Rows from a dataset

==*==

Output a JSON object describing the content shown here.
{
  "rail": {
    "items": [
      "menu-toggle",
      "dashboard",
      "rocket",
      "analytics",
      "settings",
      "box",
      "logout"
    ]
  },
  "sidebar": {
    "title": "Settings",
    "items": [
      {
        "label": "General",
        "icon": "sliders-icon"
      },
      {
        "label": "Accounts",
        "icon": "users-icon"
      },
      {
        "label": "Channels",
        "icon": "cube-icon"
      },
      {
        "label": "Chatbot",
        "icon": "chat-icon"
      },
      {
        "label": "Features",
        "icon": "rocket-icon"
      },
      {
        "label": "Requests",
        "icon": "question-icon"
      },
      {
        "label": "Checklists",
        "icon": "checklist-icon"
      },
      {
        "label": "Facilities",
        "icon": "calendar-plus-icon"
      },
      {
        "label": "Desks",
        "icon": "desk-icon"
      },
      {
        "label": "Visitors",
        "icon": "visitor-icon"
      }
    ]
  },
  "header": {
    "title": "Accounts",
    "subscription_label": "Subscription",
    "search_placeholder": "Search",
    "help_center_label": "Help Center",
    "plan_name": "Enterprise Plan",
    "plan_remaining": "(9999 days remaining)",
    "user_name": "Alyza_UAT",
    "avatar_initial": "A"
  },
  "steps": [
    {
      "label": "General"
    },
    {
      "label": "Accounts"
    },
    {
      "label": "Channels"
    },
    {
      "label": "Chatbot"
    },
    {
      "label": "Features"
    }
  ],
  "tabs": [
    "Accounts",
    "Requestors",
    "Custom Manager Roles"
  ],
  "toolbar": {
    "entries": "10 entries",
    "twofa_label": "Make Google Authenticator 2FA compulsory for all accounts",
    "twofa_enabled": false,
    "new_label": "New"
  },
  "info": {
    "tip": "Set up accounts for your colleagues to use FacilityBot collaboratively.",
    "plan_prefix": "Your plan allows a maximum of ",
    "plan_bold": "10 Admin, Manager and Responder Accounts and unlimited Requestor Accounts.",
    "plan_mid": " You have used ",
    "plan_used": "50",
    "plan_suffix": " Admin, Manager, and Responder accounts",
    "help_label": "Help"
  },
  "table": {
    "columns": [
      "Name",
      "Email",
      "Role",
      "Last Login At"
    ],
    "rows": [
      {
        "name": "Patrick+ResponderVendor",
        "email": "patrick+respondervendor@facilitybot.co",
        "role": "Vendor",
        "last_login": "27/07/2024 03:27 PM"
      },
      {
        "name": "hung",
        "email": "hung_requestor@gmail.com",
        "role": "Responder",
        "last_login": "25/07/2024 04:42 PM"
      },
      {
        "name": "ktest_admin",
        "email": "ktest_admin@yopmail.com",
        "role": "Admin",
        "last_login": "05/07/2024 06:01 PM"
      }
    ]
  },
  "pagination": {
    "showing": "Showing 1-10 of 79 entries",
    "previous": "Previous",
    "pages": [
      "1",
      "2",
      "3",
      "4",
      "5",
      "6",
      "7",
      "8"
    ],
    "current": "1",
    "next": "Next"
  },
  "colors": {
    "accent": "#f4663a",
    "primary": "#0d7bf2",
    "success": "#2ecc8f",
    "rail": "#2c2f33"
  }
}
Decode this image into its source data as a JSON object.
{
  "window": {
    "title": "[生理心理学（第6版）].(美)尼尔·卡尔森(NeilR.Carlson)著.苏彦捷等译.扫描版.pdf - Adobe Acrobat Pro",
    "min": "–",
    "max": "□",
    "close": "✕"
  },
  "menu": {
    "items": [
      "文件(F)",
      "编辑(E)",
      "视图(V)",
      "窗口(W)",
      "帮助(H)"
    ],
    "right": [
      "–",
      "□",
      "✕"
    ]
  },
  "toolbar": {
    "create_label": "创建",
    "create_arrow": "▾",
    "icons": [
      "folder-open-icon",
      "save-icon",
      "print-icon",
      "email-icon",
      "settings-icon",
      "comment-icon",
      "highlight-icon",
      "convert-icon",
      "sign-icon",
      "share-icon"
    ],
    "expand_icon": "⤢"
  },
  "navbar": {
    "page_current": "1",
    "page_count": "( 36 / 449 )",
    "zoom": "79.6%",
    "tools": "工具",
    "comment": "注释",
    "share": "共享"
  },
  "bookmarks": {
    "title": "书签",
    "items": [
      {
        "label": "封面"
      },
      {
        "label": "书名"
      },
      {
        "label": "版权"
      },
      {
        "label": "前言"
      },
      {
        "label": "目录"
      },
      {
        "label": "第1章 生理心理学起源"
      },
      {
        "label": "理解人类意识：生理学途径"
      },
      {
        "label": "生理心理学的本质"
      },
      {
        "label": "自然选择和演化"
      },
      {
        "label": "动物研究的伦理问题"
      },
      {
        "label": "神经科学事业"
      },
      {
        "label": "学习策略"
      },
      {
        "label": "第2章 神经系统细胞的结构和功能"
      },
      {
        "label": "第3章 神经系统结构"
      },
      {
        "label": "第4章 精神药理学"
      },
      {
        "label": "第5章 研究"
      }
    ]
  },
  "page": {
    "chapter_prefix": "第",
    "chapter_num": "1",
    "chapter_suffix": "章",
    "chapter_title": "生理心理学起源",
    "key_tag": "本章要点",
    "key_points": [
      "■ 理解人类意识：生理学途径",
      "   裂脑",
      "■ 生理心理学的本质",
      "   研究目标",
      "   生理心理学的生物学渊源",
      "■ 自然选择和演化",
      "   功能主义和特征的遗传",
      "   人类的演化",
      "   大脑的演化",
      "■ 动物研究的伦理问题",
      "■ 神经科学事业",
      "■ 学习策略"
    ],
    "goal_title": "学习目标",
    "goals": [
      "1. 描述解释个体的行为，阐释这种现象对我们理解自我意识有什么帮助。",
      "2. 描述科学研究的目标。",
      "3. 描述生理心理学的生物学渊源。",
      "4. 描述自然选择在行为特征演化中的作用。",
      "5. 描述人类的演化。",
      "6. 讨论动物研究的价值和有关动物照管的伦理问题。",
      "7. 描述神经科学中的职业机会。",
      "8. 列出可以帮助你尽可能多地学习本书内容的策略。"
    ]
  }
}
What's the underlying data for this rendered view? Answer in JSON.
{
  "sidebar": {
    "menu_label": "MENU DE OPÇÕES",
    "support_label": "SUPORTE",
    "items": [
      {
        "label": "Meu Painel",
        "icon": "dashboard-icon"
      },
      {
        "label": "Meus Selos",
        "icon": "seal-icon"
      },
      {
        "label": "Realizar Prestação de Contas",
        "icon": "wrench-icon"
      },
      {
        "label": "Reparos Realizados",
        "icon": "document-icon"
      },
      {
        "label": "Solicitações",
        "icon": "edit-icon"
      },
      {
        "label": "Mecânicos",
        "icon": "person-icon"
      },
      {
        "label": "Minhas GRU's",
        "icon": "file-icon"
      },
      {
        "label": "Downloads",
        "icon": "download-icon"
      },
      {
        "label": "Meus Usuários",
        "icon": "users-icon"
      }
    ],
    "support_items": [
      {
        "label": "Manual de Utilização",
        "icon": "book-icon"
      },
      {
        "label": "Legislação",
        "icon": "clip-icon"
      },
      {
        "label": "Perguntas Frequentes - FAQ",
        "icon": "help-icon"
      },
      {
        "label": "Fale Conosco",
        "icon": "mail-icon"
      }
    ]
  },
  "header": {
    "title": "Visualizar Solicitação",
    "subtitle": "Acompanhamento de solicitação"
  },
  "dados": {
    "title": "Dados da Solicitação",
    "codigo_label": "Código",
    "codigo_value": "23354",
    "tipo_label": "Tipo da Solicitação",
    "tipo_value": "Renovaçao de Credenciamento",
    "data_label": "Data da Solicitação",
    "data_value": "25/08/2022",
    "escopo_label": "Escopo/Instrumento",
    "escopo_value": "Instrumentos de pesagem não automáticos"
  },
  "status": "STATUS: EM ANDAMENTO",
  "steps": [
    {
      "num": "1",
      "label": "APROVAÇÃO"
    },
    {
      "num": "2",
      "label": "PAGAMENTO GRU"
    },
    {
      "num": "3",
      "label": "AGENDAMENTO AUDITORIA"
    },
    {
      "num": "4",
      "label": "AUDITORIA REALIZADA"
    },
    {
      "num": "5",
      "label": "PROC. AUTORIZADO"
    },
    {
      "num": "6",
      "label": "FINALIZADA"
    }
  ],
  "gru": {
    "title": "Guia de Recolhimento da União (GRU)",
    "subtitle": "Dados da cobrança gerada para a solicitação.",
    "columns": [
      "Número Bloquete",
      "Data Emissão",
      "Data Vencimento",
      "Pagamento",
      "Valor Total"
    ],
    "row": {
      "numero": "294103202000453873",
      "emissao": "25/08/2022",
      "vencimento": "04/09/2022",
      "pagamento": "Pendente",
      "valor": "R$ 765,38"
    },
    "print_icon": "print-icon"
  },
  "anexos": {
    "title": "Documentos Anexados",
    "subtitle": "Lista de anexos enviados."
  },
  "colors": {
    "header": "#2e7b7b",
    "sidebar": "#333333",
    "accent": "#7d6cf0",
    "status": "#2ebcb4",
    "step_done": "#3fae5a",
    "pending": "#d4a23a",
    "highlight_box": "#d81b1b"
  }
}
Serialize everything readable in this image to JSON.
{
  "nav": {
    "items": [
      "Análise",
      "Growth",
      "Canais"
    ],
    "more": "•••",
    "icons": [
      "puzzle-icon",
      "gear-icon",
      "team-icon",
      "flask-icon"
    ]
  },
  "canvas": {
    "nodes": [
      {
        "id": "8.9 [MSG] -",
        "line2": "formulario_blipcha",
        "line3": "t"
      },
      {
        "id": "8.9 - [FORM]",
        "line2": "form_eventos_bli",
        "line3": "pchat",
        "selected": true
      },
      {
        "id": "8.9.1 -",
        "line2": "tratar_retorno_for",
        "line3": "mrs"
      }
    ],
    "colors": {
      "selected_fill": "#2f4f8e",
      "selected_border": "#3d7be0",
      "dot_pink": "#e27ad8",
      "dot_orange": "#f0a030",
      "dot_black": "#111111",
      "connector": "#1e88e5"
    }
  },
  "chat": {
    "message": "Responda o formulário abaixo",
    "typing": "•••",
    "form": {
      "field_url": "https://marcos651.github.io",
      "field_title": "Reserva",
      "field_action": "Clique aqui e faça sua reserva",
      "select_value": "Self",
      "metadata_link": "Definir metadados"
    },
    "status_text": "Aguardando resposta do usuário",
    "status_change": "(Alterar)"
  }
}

==*==

▶ _WHAT YOU SHOULD DO_
All lines holding the word "JSON" should be picked out and copied.

▶ _RESPONSE_
Output a JSON object describing the content shown here.
Decode this image into its source data as a JSON object.
What's the underlying data for this rendered view? Answer in JSON.
Serialize everything readable in this image to JSON.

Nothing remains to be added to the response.